**WORK TO DO:** Report every line in the listing below where the string "JSON" shows up.

**RECORDS TO USE:**
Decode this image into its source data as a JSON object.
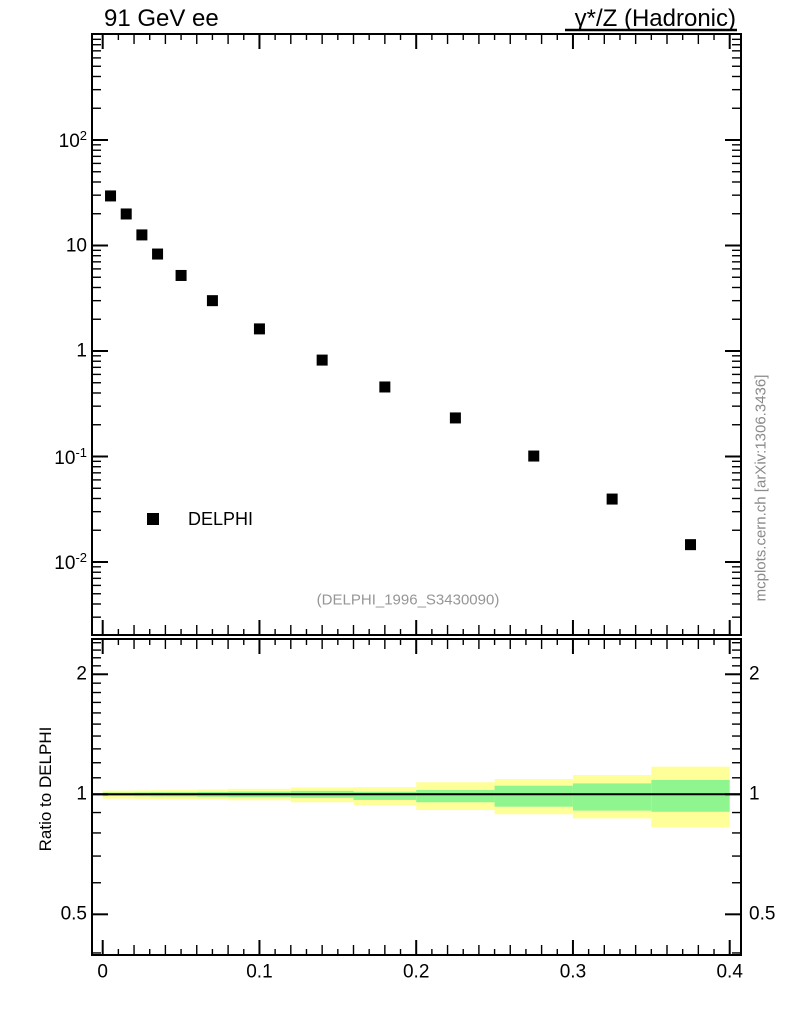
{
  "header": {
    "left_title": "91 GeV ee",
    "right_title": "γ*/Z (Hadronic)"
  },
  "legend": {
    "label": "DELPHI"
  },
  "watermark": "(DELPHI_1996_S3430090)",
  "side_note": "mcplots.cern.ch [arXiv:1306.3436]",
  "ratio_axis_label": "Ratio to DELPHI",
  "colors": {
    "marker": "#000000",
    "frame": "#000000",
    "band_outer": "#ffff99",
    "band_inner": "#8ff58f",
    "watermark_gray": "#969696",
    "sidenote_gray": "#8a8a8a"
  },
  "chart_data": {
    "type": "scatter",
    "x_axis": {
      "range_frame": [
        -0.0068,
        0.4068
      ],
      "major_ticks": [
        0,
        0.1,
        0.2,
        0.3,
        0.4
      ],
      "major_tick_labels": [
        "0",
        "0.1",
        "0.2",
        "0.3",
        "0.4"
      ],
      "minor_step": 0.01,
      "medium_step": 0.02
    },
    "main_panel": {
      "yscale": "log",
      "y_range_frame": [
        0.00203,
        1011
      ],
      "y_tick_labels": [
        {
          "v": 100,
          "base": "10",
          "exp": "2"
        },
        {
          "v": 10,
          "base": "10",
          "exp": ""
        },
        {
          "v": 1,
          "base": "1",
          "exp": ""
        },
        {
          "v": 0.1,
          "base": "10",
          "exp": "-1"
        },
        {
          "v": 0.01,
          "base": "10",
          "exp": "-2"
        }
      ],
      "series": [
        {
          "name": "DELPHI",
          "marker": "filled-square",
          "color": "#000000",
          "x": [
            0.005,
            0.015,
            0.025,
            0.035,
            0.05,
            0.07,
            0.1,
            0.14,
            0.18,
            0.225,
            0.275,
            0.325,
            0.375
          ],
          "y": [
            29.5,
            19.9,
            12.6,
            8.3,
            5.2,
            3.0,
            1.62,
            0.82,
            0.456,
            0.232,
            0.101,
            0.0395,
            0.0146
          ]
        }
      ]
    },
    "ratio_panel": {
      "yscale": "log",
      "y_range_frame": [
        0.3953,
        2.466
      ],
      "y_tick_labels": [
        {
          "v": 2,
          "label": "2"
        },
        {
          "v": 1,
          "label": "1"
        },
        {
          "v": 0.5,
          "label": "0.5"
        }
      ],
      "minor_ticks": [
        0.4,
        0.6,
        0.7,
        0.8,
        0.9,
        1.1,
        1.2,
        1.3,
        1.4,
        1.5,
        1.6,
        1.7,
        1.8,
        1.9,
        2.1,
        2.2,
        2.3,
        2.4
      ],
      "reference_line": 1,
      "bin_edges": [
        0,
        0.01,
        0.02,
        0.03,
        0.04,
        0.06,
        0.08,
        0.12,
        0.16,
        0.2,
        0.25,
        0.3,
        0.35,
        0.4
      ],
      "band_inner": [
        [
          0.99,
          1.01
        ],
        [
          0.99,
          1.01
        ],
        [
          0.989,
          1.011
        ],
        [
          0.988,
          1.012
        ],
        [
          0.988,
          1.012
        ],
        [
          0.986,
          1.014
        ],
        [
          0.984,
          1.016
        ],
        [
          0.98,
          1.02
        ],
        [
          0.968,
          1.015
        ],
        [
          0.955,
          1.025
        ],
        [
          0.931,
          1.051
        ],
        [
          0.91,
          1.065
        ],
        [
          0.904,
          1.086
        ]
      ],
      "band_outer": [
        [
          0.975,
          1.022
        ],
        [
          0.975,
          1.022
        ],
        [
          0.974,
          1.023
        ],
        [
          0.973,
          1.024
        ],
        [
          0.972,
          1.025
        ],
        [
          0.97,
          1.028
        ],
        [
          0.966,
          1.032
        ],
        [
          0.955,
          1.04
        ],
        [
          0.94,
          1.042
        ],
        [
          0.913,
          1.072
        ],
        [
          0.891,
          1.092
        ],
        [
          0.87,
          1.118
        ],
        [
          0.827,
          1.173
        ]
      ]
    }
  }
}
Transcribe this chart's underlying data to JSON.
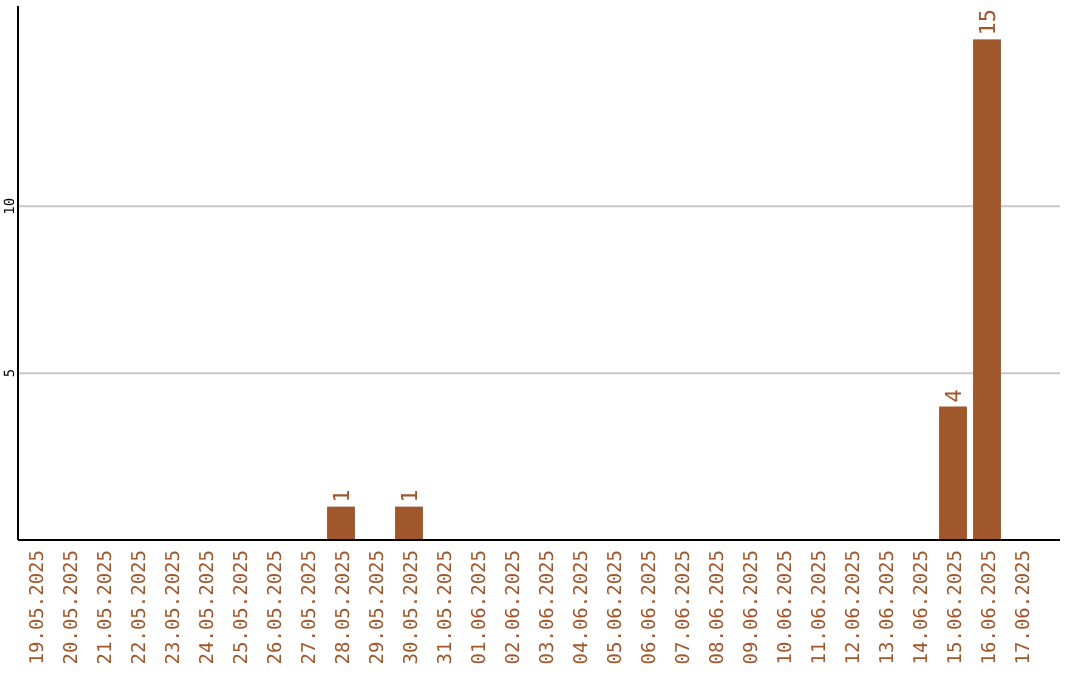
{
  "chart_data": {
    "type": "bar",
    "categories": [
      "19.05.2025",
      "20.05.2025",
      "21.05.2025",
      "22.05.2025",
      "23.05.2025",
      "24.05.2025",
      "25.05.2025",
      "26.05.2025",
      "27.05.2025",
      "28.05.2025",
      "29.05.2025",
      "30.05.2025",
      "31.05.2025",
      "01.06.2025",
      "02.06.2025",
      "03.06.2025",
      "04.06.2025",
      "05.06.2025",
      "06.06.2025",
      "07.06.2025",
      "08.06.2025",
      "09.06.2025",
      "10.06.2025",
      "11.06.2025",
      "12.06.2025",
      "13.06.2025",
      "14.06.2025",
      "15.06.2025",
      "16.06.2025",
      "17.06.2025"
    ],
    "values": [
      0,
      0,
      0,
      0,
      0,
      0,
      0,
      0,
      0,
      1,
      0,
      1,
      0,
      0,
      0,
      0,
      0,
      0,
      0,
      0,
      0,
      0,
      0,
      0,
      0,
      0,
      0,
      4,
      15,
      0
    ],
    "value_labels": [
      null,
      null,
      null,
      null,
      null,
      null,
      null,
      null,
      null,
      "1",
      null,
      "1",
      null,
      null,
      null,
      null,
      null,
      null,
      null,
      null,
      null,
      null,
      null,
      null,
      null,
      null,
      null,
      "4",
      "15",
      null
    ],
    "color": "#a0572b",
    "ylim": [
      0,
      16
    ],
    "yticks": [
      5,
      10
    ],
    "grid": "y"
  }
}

**TASK OUTPUT:**
Decode this image into its source data as a JSON object.
Transcribe this chart's underlying data to JSON.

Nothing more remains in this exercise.